━━━━━ PROVIDED MATERIAL

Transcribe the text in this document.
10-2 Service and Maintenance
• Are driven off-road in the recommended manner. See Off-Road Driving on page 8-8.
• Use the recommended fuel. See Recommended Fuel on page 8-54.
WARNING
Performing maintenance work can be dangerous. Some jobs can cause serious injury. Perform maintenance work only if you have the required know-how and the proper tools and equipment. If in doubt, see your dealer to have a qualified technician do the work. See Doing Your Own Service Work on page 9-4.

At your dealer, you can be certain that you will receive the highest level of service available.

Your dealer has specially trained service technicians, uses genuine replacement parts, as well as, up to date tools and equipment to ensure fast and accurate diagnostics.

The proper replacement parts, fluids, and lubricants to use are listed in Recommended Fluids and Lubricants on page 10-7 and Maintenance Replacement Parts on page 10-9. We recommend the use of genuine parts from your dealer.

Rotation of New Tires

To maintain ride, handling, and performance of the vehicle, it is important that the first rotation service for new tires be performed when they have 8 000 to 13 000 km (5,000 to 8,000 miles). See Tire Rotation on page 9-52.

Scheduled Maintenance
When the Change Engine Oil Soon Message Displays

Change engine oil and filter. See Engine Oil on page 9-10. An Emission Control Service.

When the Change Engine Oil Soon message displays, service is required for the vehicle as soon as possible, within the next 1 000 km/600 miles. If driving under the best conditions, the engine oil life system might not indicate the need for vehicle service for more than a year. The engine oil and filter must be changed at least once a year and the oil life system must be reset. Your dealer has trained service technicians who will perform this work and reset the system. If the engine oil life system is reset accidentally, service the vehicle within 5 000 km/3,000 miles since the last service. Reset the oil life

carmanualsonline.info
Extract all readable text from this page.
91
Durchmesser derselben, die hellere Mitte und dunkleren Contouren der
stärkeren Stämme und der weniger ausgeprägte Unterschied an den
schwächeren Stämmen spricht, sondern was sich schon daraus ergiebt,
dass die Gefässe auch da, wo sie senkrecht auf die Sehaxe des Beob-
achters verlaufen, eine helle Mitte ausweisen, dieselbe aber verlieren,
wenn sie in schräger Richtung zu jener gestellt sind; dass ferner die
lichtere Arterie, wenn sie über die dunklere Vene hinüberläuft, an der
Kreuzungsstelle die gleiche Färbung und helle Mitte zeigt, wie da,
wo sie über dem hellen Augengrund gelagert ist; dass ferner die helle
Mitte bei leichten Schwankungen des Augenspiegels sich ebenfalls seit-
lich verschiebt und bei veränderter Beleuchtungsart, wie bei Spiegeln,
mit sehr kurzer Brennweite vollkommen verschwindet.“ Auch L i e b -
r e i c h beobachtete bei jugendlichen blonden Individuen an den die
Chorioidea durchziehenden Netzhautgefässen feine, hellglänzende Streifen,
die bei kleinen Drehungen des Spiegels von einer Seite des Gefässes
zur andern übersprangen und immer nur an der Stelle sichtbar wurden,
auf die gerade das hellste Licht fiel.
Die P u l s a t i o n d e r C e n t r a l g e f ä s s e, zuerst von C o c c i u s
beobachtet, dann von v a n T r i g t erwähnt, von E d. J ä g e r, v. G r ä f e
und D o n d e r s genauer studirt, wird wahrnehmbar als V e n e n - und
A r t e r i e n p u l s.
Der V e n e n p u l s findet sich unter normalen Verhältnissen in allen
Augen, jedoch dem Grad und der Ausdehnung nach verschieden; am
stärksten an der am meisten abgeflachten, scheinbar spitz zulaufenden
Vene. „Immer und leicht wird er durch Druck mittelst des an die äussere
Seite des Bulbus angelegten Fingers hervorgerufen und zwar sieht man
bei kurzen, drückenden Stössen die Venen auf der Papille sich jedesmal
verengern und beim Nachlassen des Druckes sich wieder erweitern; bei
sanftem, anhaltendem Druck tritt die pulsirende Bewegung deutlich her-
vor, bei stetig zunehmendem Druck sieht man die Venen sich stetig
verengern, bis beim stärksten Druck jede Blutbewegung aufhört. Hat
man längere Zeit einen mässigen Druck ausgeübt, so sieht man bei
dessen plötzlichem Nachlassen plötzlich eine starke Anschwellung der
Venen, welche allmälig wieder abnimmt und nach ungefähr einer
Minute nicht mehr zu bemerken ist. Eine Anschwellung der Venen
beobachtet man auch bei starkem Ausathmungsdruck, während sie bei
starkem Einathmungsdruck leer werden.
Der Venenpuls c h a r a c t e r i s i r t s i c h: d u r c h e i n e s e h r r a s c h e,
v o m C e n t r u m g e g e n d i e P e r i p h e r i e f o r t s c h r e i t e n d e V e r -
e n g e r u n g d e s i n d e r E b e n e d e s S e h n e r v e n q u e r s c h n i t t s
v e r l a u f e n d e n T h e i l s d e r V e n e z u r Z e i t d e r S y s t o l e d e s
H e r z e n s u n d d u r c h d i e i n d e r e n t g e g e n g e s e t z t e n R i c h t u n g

━━━━━━━━━━

**DIRECTIONS FOR THIS TASK**
Say how many lines in the records hold "that", with the number as the whole reply.

**REPLY**
2